[Stored items from a collection]
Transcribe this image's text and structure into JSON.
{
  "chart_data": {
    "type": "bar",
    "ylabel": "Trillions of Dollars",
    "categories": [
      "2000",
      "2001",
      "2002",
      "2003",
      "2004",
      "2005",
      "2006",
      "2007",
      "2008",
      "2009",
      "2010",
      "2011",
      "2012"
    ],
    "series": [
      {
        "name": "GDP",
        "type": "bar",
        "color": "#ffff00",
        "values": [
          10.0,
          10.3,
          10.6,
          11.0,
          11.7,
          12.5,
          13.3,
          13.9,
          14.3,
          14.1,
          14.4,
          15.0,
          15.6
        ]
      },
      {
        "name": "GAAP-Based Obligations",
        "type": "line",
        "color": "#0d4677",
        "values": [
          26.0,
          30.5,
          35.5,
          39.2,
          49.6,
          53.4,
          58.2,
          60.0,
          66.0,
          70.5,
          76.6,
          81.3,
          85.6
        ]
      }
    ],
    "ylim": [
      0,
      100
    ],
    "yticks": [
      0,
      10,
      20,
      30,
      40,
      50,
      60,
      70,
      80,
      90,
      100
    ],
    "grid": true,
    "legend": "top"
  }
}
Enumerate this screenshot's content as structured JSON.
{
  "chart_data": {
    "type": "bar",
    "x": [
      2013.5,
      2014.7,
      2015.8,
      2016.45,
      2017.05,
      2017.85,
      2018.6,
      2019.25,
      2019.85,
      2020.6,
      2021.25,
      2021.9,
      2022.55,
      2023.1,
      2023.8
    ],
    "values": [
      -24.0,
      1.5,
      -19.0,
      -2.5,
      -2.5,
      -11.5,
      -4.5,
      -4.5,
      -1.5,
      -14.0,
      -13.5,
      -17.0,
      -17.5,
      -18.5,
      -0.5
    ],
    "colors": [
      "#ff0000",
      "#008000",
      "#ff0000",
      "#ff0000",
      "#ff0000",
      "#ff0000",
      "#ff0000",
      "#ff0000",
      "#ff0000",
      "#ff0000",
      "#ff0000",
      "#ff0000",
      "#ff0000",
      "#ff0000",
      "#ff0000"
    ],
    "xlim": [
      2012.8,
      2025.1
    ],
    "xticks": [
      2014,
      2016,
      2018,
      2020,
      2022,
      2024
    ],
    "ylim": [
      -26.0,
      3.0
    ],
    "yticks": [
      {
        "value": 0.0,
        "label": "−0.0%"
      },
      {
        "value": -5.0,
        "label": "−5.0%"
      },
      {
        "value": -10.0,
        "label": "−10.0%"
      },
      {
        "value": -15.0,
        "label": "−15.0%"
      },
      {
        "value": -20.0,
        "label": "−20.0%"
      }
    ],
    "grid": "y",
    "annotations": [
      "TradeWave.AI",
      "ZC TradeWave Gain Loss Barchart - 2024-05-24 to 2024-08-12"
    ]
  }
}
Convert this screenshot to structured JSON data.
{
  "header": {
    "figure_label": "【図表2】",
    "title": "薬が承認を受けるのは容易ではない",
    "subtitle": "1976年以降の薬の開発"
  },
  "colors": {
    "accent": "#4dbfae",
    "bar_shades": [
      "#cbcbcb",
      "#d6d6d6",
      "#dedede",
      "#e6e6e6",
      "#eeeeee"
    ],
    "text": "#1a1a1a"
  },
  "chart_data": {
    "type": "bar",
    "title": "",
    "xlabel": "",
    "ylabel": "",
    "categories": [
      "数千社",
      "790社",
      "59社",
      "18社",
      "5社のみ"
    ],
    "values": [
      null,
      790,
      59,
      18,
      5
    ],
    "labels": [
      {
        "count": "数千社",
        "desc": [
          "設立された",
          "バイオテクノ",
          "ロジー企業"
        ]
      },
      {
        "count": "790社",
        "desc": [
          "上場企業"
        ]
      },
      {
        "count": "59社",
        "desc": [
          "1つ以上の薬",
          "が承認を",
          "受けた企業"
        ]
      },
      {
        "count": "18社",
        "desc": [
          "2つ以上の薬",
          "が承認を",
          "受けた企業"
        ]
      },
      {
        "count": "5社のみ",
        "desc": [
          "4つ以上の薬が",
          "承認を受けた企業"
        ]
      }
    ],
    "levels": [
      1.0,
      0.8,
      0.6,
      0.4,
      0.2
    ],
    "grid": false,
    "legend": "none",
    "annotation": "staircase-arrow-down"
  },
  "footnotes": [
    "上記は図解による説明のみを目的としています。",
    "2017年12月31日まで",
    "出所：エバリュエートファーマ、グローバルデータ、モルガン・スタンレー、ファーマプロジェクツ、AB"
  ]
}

■ **Direction**
Write an exact transcription of every entry above.

■ **Solution**
Transcribe this image's text and structure into JSON.
{
  "chart_data": {
    "type": "bar",
    "ylabel": "Trillions of Dollars",
    "categories": [
      "2000",
      "2001",
      "2002",
      "2003",
      "2004",
      "2005",
      "2006",
      "2007",
      "2008",
      "2009",
      "2010",
      "2011",
      "2012"
    ],
    "series": [
      {
        "name": "GDP",
        "type": "bar",
        "color": "#ffff00",
        "values": [
          10.0,
          10.3,
          10.6,
          11.0,
          11.7,
          12.5,
          13.3,
          13.9,
          14.3,
          14.1,
          14.4,
          15.0,
          15.6
        ]
      },
      {
        "name": "GAAP-Based Obligations",
        "type": "line",
        "color": "#0d4677",
        "values": [
          26.0,
          30.5,
          35.5,
          39.2,
          49.6,
          53.4,
          58.2,
          60.0,
          66.0,
          70.5,
          76.6,
          81.3,
          85.6
        ]
      }
    ],
    "ylim": [
      0,
      100
    ],
    "yticks": [
      0,
      10,
      20,
      30,
      40,
      50,
      60,
      70,
      80,
      90,
      100
    ],
    "grid": true,
    "legend": "top"
  }
}
Enumerate this screenshot's content as structured JSON.
{
  "chart_data": {
    "type": "bar",
    "x": [
      2013.5,
      2014.7,
      2015.8,
      2016.45,
      2017.05,
      2017.85,
      2018.6,
      2019.25,
      2019.85,
      2020.6,
      2021.25,
      2021.9,
      2022.55,
      2023.1,
      2023.8
    ],
    "values": [
      -24.0,
      1.5,
      -19.0,
      -2.5,
      -2.5,
      -11.5,
      -4.5,
      -4.5,
      -1.5,
      -14.0,
      -13.5,
      -17.0,
      -17.5,
      -18.5,
      -0.5
    ],
    "colors": [
      "#ff0000",
      "#008000",
      "#ff0000",
      "#ff0000",
      "#ff0000",
      "#ff0000",
      "#ff0000",
      "#ff0000",
      "#ff0000",
      "#ff0000",
      "#ff0000",
      "#ff0000",
      "#ff0000",
      "#ff0000",
      "#ff0000"
    ],
    "xlim": [
      2012.8,
      2025.1
    ],
    "xticks": [
      2014,
      2016,
      2018,
      2020,
      2022,
      2024
    ],
    "ylim": [
      -26.0,
      3.0
    ],
    "yticks": [
      {
        "value": 0.0,
        "label": "−0.0%"
      },
      {
        "value": -5.0,
        "label": "−5.0%"
      },
      {
        "value": -10.0,
        "label": "−10.0%"
      },
      {
        "value": -15.0,
        "label": "−15.0%"
      },
      {
        "value": -20.0,
        "label": "−20.0%"
      }
    ],
    "grid": "y",
    "annotations": [
      "TradeWave.AI",
      "ZC TradeWave Gain Loss Barchart - 2024-05-24 to 2024-08-12"
    ]
  }
}
Convert this screenshot to structured JSON data.
{
  "header": {
    "figure_label": "【図表2】",
    "title": "薬が承認を受けるのは容易ではない",
    "subtitle": "1976年以降の薬の開発"
  },
  "colors": {
    "accent": "#4dbfae",
    "bar_shades": [
      "#cbcbcb",
      "#d6d6d6",
      "#dedede",
      "#e6e6e6",
      "#eeeeee"
    ],
    "text": "#1a1a1a"
  },
  "chart_data": {
    "type": "bar",
    "title": "",
    "xlabel": "",
    "ylabel": "",
    "categories": [
      "数千社",
      "790社",
      "59社",
      "18社",
      "5社のみ"
    ],
    "values": [
      null,
      790,
      59,
      18,
      5
    ],
    "labels": [
      {
        "count": "数千社",
        "desc": [
          "設立された",
          "バイオテクノ",
          "ロジー企業"
        ]
      },
      {
        "count": "790社",
        "desc": [
          "上場企業"
        ]
      },
      {
        "count": "59社",
        "desc": [
          "1つ以上の薬",
          "が承認を",
          "受けた企業"
        ]
      },
      {
        "count": "18社",
        "desc": [
          "2つ以上の薬",
          "が承認を",
          "受けた企業"
        ]
      },
      {
        "count": "5社のみ",
        "desc": [
          "4つ以上の薬が",
          "承認を受けた企業"
        ]
      }
    ],
    "levels": [
      1.0,
      0.8,
      0.6,
      0.4,
      0.2
    ],
    "grid": false,
    "legend": "none",
    "annotation": "staircase-arrow-down"
  },
  "footnotes": [
    "上記は図解による説明のみを目的としています。",
    "2017年12月31日まで",
    "出所：エバリュエートファーマ、グローバルデータ、モルガン・スタンレー、ファーマプロジェクツ、AB"
  ]
}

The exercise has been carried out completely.